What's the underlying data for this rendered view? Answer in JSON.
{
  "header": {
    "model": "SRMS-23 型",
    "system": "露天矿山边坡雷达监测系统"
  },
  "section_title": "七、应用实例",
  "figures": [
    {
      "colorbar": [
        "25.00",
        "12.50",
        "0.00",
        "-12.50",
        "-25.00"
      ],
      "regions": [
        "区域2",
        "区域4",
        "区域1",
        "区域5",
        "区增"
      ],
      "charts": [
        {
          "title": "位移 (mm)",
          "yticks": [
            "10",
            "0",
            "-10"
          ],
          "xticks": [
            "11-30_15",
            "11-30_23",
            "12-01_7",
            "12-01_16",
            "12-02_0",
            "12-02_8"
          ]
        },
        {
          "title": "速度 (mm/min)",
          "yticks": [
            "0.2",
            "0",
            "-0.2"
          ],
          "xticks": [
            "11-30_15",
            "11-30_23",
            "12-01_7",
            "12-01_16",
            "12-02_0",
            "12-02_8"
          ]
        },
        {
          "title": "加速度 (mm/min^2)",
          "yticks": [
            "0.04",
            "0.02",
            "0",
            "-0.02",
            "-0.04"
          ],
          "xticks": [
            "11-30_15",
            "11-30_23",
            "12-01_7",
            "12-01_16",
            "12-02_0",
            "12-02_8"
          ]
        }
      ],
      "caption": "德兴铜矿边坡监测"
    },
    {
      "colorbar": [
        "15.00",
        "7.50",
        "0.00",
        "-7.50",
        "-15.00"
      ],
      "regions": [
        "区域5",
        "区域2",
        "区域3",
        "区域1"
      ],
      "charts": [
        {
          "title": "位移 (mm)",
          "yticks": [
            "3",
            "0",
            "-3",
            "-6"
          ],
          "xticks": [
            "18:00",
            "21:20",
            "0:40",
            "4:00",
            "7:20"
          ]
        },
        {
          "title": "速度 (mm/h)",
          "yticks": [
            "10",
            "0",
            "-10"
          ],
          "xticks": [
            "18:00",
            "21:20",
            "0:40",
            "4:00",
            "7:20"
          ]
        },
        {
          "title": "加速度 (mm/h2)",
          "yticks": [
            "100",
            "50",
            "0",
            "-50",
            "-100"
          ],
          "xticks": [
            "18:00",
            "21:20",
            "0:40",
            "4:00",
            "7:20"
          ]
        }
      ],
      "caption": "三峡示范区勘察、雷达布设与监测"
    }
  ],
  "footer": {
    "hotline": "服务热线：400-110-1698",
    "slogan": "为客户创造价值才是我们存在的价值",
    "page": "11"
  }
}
= = = = =
— What is asked —
Restate each record exactly as written.

— Completed task —
What's the underlying data for this rendered view? Answer in JSON.
{
  "header": {
    "model": "SRMS-23 型",
    "system": "露天矿山边坡雷达监测系统"
  },
  "section_title": "七、应用实例",
  "figures": [
    {
      "colorbar": [
        "25.00",
        "12.50",
        "0.00",
        "-12.50",
        "-25.00"
      ],
      "regions": [
        "区域2",
        "区域4",
        "区域1",
        "区域5",
        "区增"
      ],
      "charts": [
        {
          "title": "位移 (mm)",
          "yticks": [
            "10",
            "0",
            "-10"
          ],
          "xticks": [
            "11-30_15",
            "11-30_23",
            "12-01_7",
            "12-01_16",
            "12-02_0",
            "12-02_8"
          ]
        },
        {
          "title": "速度 (mm/min)",
          "yticks": [
            "0.2",
            "0",
            "-0.2"
          ],
          "xticks": [
            "11-30_15",
            "11-30_23",
            "12-01_7",
            "12-01_16",
            "12-02_0",
            "12-02_8"
          ]
        },
        {
          "title": "加速度 (mm/min^2)",
          "yticks": [
            "0.04",
            "0.02",
            "0",
            "-0.02",
            "-0.04"
          ],
          "xticks": [
            "11-30_15",
            "11-30_23",
            "12-01_7",
            "12-01_16",
            "12-02_0",
            "12-02_8"
          ]
        }
      ],
      "caption": "德兴铜矿边坡监测"
    },
    {
      "colorbar": [
        "15.00",
        "7.50",
        "0.00",
        "-7.50",
        "-15.00"
      ],
      "regions": [
        "区域5",
        "区域2",
        "区域3",
        "区域1"
      ],
      "charts": [
        {
          "title": "位移 (mm)",
          "yticks": [
            "3",
            "0",
            "-3",
            "-6"
          ],
          "xticks": [
            "18:00",
            "21:20",
            "0:40",
            "4:00",
            "7:20"
          ]
        },
        {
          "title": "速度 (mm/h)",
          "yticks": [
            "10",
            "0",
            "-10"
          ],
          "xticks": [
            "18:00",
            "21:20",
            "0:40",
            "4:00",
            "7:20"
          ]
        },
        {
          "title": "加速度 (mm/h2)",
          "yticks": [
            "100",
            "50",
            "0",
            "-50",
            "-100"
          ],
          "xticks": [
            "18:00",
            "21:20",
            "0:40",
            "4:00",
            "7:20"
          ]
        }
      ],
      "caption": "三峡示范区勘察、雷达布设与监测"
    }
  ],
  "footer": {
    "hotline": "服务热线：400-110-1698",
    "slogan": "为客户创造价值才是我们存在的价值",
    "page": "11"
  }
}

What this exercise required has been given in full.